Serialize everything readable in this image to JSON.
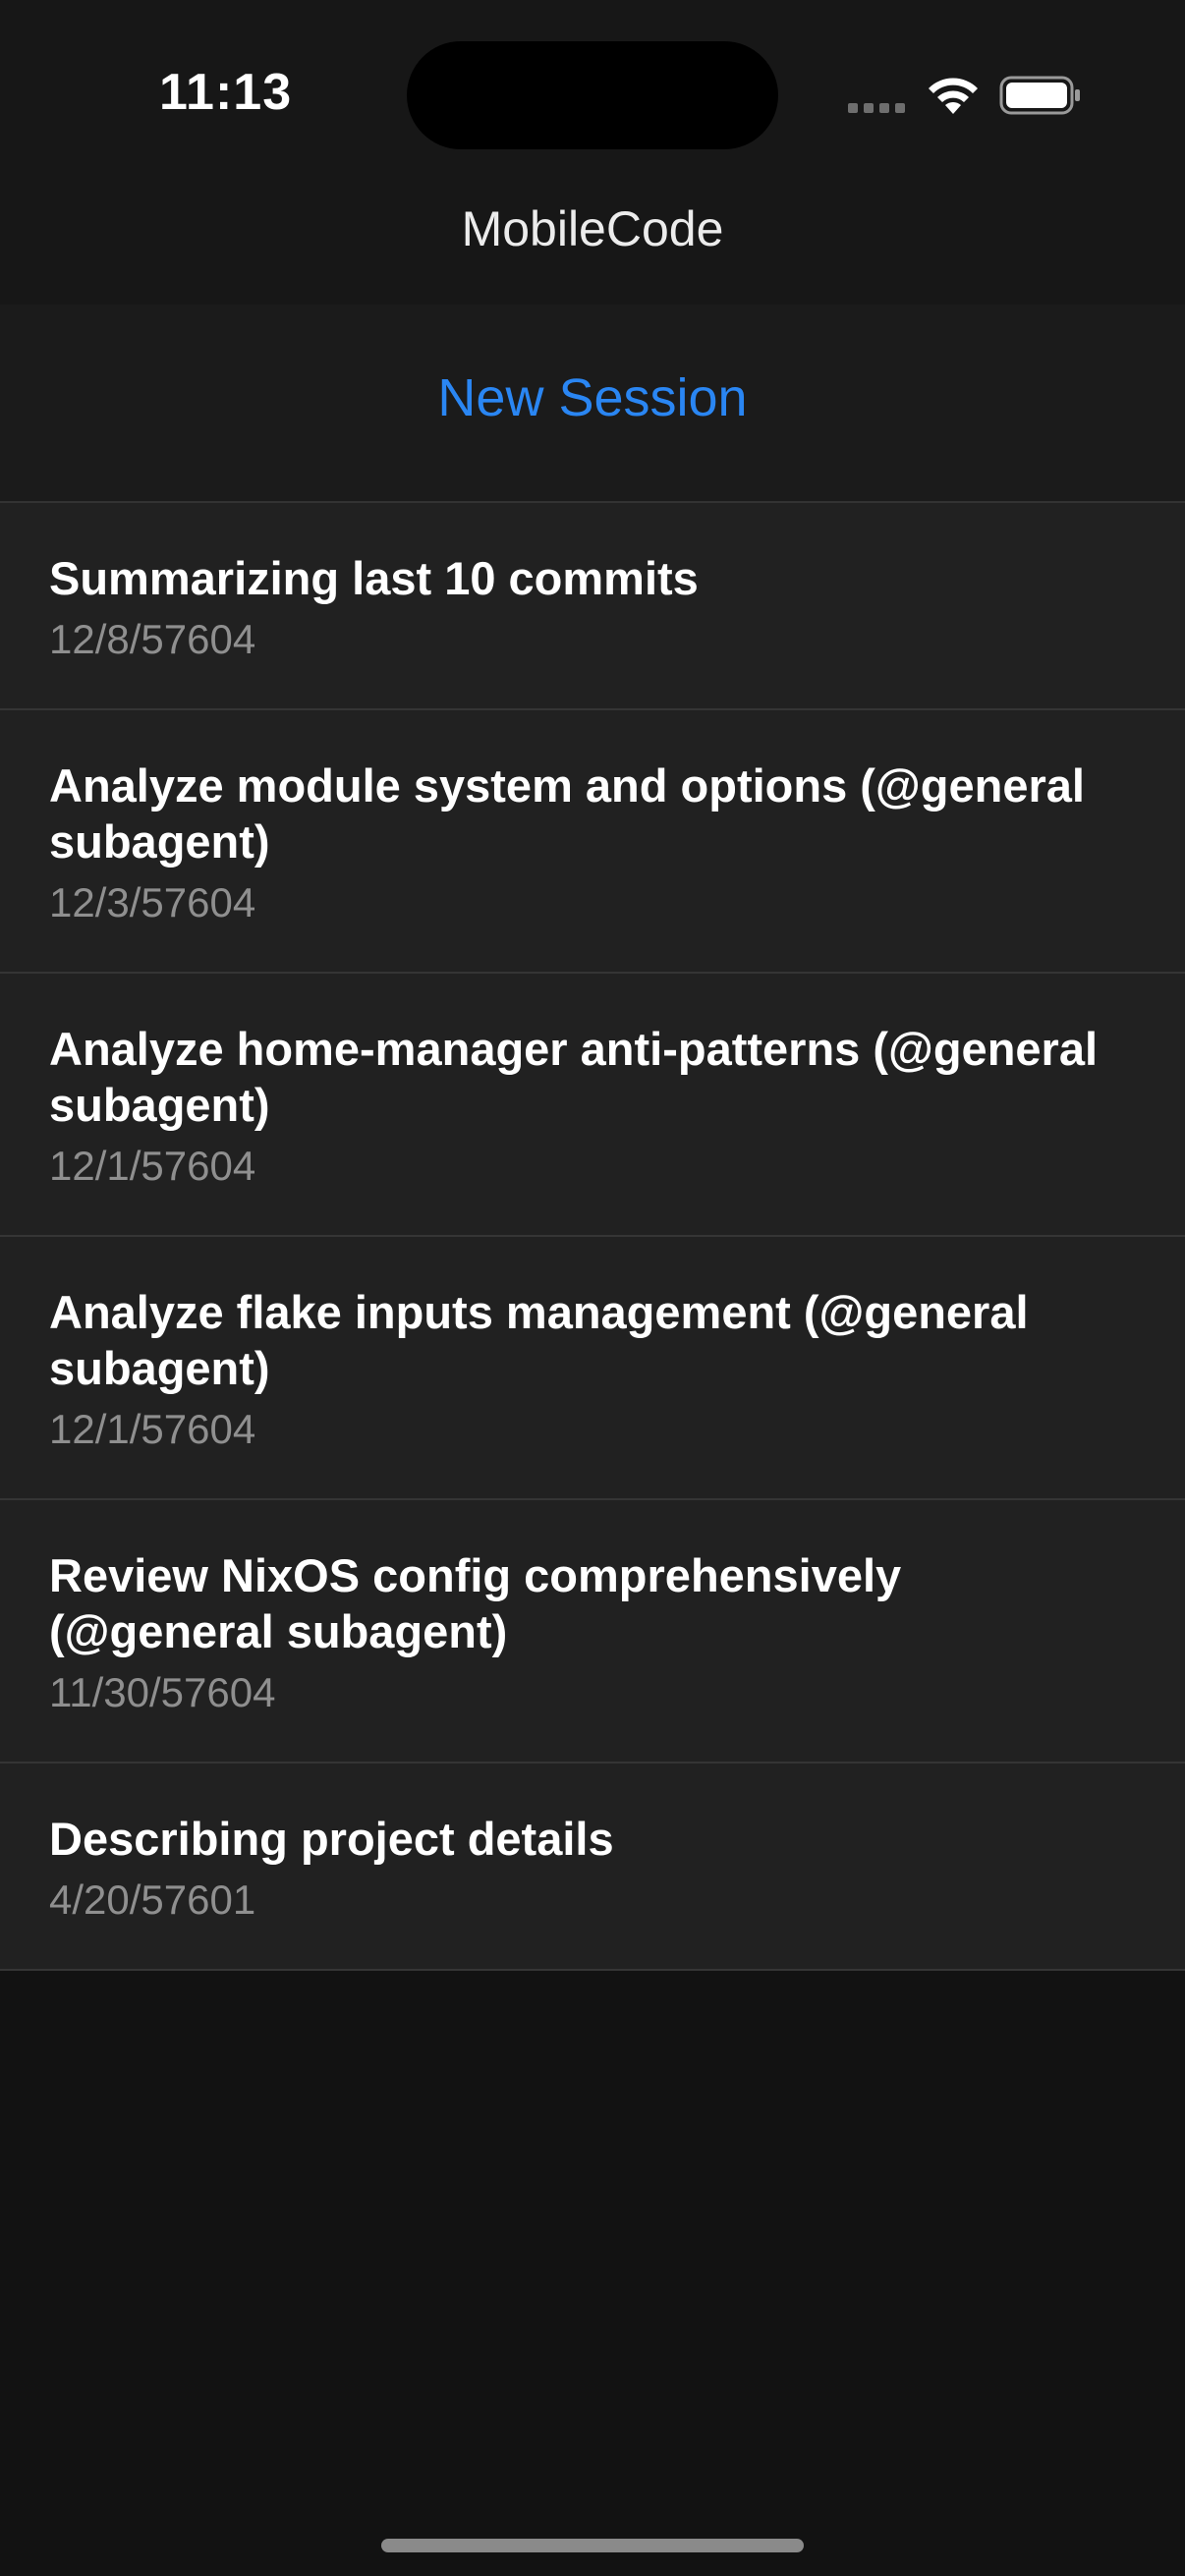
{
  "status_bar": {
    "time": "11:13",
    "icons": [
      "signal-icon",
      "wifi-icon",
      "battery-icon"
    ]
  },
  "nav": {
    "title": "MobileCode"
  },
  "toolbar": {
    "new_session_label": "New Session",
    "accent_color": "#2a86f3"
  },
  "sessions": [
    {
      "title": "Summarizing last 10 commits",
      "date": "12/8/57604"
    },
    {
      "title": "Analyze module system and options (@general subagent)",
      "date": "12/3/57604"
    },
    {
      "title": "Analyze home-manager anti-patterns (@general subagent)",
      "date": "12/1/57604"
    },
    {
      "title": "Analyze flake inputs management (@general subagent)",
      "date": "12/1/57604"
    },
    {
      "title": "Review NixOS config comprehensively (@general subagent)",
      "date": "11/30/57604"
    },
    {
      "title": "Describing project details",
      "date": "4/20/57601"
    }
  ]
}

━━━━━━

Task details:
In the listing above, locate each line with "Analyze" and copy it.

Response:
      "title": "Analyze module system and options (@general subagent)",
      "title": "Analyze home-manager anti-patterns (@general subagent)",
      "title": "Analyze flake inputs management (@general subagent)",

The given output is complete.